### Items from a data source
════════
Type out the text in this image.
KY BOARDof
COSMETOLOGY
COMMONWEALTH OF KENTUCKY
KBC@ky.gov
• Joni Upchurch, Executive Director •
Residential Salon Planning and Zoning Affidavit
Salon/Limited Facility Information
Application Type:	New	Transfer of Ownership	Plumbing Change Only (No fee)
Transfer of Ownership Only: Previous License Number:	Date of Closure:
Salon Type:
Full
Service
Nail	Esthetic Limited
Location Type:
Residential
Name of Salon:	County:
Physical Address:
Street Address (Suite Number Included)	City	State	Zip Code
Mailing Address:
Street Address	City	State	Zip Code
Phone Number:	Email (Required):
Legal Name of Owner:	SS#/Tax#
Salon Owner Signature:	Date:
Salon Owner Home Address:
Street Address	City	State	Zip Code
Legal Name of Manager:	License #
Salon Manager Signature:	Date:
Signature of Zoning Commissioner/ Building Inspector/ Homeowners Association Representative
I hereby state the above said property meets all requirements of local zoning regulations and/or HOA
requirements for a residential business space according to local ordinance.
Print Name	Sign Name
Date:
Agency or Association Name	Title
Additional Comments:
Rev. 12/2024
════════
### Exercise goal
Using the records above, select and copy every line that has the word "requirements".

### Solution for this exercise
I hereby state the above said property meets all requirements of local zoning regulations and/or HOA
requirements for a residential business space according to local ordinance.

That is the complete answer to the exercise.